§ Stated exercise: Extract the full set of records, then give each one again exactly.
─── Records supplied
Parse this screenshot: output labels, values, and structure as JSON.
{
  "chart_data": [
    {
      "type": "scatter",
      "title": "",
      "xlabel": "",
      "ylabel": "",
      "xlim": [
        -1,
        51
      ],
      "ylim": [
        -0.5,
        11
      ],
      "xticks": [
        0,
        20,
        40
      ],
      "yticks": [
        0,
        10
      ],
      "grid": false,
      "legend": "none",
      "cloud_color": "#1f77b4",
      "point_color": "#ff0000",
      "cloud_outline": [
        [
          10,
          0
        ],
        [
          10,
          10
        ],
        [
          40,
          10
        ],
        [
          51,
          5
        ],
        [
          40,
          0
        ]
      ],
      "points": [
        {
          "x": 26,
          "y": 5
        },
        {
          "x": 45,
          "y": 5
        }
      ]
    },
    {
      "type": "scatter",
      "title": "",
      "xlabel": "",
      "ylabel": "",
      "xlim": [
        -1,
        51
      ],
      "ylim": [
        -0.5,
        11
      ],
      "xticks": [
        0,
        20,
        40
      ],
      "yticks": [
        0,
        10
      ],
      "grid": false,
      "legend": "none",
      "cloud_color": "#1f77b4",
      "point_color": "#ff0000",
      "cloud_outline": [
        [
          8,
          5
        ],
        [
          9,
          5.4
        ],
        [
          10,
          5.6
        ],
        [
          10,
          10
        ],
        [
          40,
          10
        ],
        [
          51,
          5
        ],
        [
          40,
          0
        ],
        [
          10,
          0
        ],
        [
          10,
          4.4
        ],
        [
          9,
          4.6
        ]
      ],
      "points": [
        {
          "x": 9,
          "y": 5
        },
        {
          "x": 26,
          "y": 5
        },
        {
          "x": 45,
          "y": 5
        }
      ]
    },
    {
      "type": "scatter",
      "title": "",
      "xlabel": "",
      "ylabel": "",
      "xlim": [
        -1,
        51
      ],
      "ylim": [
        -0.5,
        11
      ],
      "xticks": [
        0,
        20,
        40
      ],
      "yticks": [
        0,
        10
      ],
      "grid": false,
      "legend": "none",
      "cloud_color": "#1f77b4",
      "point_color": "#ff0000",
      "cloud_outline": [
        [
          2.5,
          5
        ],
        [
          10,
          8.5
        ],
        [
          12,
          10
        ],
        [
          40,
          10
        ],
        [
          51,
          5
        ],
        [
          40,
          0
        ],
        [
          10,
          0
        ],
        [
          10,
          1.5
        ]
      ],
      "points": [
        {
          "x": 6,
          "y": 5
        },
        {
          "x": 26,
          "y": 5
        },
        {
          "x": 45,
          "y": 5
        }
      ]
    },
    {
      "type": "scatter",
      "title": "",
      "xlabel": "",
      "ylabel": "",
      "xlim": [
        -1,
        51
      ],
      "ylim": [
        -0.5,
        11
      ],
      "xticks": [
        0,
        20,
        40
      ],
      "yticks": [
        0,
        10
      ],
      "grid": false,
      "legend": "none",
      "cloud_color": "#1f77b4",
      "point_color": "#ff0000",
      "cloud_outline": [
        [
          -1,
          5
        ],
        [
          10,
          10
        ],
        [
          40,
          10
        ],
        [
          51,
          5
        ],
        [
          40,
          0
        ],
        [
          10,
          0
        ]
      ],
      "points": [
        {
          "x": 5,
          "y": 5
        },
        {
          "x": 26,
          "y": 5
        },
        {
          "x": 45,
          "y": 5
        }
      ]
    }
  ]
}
──────
§ Full solution:
Parse this screenshot: output labels, values, and structure as JSON.
{
  "chart_data": [
    {
      "type": "scatter",
      "title": "",
      "xlabel": "",
      "ylabel": "",
      "xlim": [
        -1,
        51
      ],
      "ylim": [
        -0.5,
        11
      ],
      "xticks": [
        0,
        20,
        40
      ],
      "yticks": [
        0,
        10
      ],
      "grid": false,
      "legend": "none",
      "cloud_color": "#1f77b4",
      "point_color": "#ff0000",
      "cloud_outline": [
        [
          10,
          0
        ],
        [
          10,
          10
        ],
        [
          40,
          10
        ],
        [
          51,
          5
        ],
        [
          40,
          0
        ]
      ],
      "points": [
        {
          "x": 26,
          "y": 5
        },
        {
          "x": 45,
          "y": 5
        }
      ]
    },
    {
      "type": "scatter",
      "title": "",
      "xlabel": "",
      "ylabel": "",
      "xlim": [
        -1,
        51
      ],
      "ylim": [
        -0.5,
        11
      ],
      "xticks": [
        0,
        20,
        40
      ],
      "yticks": [
        0,
        10
      ],
      "grid": false,
      "legend": "none",
      "cloud_color": "#1f77b4",
      "point_color": "#ff0000",
      "cloud_outline": [
        [
          8,
          5
        ],
        [
          9,
          5.4
        ],
        [
          10,
          5.6
        ],
        [
          10,
          10
        ],
        [
          40,
          10
        ],
        [
          51,
          5
        ],
        [
          40,
          0
        ],
        [
          10,
          0
        ],
        [
          10,
          4.4
        ],
        [
          9,
          4.6
        ]
      ],
      "points": [
        {
          "x": 9,
          "y": 5
        },
        {
          "x": 26,
          "y": 5
        },
        {
          "x": 45,
          "y": 5
        }
      ]
    },
    {
      "type": "scatter",
      "title": "",
      "xlabel": "",
      "ylabel": "",
      "xlim": [
        -1,
        51
      ],
      "ylim": [
        -0.5,
        11
      ],
      "xticks": [
        0,
        20,
        40
      ],
      "yticks": [
        0,
        10
      ],
      "grid": false,
      "legend": "none",
      "cloud_color": "#1f77b4",
      "point_color": "#ff0000",
      "cloud_outline": [
        [
          2.5,
          5
        ],
        [
          10,
          8.5
        ],
        [
          12,
          10
        ],
        [
          40,
          10
        ],
        [
          51,
          5
        ],
        [
          40,
          0
        ],
        [
          10,
          0
        ],
        [
          10,
          1.5
        ]
      ],
      "points": [
        {
          "x": 6,
          "y": 5
        },
        {
          "x": 26,
          "y": 5
        },
        {
          "x": 45,
          "y": 5
        }
      ]
    },
    {
      "type": "scatter",
      "title": "",
      "xlabel": "",
      "ylabel": "",
      "xlim": [
        -1,
        51
      ],
      "ylim": [
        -0.5,
        11
      ],
      "xticks": [
        0,
        20,
        40
      ],
      "yticks": [
        0,
        10
      ],
      "grid": false,
      "legend": "none",
      "cloud_color": "#1f77b4",
      "point_color": "#ff0000",
      "cloud_outline": [
        [
          -1,
          5
        ],
        [
          10,
          10
        ],
        [
          40,
          10
        ],
        [
          51,
          5
        ],
        [
          40,
          0
        ],
        [
          10,
          0
        ]
      ],
      "points": [
        {
          "x": 5,
          "y": 5
        },
        {
          "x": 26,
          "y": 5
        },
        {
          "x": 45,
          "y": 5
        }
      ]
    }
  ]
}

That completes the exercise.